Problem details: Review the material and extract every line in which the word "elevation" occurs.

Dataset entries on figures:
# # # # #

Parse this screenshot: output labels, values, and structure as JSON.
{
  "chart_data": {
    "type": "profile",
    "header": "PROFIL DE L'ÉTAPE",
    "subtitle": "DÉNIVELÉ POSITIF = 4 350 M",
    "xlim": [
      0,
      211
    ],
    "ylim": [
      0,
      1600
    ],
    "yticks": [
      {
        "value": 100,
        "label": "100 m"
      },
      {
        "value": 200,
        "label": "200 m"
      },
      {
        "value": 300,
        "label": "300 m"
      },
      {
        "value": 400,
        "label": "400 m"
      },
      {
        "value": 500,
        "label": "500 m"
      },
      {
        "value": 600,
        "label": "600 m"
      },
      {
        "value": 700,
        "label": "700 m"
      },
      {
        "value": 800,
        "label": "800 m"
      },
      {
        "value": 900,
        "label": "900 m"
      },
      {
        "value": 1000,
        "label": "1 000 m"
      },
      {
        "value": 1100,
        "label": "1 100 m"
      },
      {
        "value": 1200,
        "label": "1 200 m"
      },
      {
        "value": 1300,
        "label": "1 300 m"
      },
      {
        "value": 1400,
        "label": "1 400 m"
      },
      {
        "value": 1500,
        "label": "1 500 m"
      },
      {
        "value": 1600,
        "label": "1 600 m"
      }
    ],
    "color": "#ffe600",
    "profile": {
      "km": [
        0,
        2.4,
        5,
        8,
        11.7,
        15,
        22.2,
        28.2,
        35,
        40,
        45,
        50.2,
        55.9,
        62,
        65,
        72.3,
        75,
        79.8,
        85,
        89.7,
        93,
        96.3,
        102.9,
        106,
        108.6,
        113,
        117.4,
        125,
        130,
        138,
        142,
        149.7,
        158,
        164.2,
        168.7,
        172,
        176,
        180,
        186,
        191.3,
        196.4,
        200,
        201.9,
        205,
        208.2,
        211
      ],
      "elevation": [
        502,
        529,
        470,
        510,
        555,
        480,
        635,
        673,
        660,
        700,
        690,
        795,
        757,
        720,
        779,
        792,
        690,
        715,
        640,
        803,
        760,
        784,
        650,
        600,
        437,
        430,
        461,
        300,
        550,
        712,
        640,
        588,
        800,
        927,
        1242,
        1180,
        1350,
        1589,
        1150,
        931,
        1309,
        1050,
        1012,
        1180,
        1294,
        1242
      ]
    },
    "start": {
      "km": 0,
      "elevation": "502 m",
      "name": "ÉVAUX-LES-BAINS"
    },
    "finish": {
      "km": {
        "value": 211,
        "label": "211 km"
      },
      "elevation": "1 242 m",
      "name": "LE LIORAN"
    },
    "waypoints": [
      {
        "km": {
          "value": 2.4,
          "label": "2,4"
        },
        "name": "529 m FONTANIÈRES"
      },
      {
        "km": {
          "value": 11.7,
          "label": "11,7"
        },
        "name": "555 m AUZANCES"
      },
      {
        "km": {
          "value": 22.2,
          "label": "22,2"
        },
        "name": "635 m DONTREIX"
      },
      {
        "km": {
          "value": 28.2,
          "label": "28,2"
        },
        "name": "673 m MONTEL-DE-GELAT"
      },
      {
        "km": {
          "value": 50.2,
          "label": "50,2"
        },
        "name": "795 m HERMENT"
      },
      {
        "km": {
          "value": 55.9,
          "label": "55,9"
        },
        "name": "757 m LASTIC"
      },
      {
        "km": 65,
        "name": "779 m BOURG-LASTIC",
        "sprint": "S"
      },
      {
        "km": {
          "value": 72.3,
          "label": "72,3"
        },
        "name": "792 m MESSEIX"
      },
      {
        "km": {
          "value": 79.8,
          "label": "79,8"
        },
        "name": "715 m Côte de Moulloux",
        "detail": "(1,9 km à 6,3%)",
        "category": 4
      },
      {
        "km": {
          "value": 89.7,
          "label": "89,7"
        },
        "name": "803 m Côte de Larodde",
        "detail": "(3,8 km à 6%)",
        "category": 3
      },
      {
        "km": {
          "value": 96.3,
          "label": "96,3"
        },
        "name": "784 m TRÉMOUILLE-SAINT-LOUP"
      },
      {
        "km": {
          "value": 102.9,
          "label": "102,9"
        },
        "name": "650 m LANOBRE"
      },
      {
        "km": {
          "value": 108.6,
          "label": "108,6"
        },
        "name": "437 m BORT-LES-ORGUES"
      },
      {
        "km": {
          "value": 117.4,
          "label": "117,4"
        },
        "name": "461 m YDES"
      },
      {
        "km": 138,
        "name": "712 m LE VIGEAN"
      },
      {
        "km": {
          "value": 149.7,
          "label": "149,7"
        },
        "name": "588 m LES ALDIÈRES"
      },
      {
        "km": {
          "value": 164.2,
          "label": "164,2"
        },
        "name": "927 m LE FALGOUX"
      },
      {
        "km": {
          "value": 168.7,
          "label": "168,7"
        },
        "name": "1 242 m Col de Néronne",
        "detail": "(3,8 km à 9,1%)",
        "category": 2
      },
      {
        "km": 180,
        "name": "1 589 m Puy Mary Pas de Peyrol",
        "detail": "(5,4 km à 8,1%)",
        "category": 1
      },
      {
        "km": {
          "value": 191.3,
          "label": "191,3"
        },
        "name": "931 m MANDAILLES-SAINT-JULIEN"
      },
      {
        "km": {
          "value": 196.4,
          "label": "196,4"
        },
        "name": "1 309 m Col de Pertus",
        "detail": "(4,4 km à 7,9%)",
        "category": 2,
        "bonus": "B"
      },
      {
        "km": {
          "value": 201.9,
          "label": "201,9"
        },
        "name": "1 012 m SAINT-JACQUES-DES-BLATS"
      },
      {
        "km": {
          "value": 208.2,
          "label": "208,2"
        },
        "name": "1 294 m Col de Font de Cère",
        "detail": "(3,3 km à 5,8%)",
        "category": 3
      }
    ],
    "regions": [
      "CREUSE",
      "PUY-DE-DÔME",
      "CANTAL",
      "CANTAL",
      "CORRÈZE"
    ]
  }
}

# # # # #

Exercise result:
      "elevation": [
      "elevation": "502 m",
      "elevation": "1 242 m",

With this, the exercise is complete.